To do:
Please find all lines in the data that hold the string "markers" and copy them.

## START Input for this task

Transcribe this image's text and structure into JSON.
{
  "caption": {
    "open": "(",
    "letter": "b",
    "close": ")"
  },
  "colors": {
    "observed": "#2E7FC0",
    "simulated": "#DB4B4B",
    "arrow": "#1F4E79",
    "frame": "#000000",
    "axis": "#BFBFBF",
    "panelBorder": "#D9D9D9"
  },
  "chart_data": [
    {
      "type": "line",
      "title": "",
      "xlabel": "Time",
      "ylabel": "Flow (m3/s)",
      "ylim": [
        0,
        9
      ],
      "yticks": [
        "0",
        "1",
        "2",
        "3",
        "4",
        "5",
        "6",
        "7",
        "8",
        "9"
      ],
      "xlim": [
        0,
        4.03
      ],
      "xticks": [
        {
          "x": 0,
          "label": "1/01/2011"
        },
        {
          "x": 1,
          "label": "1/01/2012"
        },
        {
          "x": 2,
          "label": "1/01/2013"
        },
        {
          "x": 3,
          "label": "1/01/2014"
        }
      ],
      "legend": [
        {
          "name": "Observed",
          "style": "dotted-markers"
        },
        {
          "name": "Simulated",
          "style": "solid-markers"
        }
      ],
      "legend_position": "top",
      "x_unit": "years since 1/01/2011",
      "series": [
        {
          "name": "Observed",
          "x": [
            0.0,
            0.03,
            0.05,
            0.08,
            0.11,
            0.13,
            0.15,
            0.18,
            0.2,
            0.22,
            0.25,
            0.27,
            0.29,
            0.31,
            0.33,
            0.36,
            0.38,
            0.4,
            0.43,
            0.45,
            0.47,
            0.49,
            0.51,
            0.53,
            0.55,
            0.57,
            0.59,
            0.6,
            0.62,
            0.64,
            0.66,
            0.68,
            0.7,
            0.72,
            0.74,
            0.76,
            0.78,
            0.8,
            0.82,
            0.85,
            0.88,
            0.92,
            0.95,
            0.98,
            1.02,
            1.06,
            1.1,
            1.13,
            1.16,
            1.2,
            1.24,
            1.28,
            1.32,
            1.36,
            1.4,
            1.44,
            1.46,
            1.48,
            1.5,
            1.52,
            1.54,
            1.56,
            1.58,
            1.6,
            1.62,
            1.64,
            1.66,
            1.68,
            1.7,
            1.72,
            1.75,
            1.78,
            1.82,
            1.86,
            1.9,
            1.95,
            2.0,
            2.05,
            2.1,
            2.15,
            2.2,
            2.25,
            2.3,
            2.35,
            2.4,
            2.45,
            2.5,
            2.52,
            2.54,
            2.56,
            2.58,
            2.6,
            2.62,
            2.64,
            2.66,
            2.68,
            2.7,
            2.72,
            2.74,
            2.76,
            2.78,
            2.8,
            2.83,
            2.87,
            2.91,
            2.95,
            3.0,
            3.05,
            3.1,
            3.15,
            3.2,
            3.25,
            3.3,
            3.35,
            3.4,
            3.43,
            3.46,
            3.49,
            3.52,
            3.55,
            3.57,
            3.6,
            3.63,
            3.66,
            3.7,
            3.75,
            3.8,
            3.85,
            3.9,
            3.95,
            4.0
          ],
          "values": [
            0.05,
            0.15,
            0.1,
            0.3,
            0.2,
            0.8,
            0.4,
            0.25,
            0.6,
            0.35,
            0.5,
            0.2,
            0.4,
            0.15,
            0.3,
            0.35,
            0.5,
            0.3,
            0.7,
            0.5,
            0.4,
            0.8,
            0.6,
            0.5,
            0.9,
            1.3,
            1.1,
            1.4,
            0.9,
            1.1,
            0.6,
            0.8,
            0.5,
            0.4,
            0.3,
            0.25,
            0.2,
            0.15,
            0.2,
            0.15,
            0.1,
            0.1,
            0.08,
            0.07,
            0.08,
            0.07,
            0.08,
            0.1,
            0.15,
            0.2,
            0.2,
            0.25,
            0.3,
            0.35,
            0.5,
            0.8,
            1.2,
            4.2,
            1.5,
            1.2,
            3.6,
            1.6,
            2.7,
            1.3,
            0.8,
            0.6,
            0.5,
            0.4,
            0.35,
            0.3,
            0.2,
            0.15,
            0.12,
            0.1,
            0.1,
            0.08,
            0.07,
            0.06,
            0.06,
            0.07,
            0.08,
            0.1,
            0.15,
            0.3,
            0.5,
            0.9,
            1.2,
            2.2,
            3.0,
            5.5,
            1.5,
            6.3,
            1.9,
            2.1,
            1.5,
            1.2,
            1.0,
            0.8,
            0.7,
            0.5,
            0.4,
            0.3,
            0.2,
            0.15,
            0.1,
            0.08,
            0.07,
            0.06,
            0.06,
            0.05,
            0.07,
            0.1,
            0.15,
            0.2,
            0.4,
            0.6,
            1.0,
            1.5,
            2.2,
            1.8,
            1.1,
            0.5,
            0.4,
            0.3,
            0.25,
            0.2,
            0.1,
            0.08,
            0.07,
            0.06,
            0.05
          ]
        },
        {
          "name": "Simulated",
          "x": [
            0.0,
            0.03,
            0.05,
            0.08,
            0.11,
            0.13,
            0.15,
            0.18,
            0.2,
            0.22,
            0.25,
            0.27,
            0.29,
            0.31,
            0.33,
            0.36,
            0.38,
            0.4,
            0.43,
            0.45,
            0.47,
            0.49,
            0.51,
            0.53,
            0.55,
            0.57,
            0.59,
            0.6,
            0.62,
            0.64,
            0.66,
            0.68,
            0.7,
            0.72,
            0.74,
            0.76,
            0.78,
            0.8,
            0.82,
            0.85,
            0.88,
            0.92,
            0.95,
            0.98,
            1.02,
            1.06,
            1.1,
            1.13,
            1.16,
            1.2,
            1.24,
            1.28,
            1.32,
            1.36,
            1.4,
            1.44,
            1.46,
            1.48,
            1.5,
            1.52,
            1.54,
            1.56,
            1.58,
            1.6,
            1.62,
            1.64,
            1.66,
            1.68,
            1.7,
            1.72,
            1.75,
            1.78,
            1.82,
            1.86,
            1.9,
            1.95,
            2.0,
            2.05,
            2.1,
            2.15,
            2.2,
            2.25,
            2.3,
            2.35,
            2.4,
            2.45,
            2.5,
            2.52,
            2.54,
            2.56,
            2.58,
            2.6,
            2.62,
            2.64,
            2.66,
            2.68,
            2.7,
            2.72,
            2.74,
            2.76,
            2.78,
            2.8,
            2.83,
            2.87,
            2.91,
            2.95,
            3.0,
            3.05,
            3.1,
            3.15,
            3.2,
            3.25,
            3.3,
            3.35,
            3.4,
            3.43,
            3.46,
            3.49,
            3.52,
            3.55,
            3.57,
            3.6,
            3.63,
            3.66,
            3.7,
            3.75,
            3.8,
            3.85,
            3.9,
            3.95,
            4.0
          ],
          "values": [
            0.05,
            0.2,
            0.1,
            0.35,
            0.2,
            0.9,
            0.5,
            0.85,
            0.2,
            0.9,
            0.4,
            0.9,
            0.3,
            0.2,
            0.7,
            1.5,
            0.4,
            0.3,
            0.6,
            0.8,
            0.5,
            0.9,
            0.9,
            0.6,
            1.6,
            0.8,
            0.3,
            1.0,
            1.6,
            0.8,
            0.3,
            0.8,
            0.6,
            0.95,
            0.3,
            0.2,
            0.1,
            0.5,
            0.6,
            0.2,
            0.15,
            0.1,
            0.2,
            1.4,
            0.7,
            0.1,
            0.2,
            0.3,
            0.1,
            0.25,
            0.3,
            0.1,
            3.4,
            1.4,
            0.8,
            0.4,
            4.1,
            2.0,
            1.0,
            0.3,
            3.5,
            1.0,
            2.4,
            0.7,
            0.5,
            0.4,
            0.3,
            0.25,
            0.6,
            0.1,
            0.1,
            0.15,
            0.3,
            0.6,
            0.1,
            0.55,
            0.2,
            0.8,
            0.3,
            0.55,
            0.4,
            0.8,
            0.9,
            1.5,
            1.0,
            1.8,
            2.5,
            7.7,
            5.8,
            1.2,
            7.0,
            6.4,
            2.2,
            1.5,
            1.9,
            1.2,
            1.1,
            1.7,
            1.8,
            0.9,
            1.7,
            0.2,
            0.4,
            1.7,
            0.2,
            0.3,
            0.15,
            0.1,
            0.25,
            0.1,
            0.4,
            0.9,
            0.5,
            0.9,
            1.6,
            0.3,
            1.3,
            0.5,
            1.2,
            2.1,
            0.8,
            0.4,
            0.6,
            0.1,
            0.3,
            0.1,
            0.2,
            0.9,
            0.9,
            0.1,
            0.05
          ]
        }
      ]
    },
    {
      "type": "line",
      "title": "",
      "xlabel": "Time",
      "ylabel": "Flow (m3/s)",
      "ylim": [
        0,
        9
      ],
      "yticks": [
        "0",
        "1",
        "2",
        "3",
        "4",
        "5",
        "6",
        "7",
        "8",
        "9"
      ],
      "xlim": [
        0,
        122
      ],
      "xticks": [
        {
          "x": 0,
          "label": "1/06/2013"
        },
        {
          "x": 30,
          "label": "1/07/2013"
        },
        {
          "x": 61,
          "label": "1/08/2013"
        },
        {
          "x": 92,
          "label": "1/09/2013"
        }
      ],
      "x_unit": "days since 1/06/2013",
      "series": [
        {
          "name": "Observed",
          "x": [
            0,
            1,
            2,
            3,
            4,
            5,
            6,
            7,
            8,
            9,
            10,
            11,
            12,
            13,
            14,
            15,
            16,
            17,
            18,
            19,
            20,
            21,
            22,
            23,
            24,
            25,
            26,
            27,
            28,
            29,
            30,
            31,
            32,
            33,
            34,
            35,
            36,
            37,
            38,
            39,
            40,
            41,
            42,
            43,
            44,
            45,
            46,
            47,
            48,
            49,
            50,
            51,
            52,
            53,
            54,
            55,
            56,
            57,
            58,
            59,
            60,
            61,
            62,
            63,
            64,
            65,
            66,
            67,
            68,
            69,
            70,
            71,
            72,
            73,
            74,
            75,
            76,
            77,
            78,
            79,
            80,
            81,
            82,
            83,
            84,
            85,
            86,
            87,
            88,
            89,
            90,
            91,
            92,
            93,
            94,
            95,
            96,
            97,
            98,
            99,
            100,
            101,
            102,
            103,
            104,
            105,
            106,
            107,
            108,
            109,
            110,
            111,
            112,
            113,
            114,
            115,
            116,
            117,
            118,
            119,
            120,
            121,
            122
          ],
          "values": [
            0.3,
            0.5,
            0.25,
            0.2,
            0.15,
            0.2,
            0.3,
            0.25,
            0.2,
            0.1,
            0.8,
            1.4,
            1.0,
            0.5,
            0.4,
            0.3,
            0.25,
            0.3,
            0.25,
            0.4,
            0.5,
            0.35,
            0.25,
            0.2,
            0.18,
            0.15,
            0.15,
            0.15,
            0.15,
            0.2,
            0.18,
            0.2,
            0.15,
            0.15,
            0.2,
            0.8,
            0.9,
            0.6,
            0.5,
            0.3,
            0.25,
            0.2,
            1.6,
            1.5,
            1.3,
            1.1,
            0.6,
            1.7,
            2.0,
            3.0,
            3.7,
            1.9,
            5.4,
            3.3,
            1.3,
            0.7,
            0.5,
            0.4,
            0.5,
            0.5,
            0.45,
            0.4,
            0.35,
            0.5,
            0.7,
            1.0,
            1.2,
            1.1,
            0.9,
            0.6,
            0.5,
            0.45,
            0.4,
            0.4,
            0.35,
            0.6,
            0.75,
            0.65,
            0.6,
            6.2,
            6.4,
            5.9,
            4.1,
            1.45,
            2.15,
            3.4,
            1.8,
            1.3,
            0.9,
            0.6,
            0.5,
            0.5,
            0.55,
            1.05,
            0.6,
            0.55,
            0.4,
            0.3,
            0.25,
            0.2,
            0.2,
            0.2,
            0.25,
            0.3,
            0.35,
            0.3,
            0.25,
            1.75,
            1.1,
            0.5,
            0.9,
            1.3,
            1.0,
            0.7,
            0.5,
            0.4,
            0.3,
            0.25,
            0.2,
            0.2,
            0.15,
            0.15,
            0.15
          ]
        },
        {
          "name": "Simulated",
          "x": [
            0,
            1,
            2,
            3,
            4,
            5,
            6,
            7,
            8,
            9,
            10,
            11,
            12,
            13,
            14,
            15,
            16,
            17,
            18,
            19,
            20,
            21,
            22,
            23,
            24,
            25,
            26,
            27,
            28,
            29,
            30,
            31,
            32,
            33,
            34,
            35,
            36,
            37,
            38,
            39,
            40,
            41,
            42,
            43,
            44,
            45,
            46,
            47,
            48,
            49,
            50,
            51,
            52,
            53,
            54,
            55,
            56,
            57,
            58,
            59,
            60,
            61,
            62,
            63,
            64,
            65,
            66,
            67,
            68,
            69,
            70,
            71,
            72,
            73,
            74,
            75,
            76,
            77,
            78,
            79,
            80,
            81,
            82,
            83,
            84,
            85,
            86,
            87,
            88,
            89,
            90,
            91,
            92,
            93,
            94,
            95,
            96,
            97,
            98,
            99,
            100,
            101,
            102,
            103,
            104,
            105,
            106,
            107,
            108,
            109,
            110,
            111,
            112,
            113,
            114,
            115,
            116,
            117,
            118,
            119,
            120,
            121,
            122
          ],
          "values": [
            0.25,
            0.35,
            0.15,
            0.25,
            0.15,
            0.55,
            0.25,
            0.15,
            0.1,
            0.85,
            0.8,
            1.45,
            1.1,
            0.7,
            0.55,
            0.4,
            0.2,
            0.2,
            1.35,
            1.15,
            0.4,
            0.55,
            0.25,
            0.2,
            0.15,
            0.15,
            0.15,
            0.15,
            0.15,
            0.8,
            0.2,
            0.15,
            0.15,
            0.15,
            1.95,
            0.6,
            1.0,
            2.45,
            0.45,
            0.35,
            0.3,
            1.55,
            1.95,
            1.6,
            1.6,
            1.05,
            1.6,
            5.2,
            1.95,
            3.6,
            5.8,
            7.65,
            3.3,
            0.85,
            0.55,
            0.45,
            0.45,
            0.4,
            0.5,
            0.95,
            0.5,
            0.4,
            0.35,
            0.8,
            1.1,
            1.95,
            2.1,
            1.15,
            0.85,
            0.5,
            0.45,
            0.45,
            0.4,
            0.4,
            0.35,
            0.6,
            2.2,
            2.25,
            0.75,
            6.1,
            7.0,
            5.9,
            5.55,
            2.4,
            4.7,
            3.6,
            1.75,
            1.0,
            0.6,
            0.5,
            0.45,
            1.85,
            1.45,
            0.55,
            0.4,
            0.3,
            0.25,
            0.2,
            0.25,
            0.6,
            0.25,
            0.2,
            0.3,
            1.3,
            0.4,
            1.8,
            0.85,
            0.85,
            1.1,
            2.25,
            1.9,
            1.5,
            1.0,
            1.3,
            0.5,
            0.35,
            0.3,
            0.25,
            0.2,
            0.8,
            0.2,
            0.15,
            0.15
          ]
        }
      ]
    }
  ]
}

## END Input for this task

Written answer:
          "style": "dotted-markers"
          "style": "solid-markers"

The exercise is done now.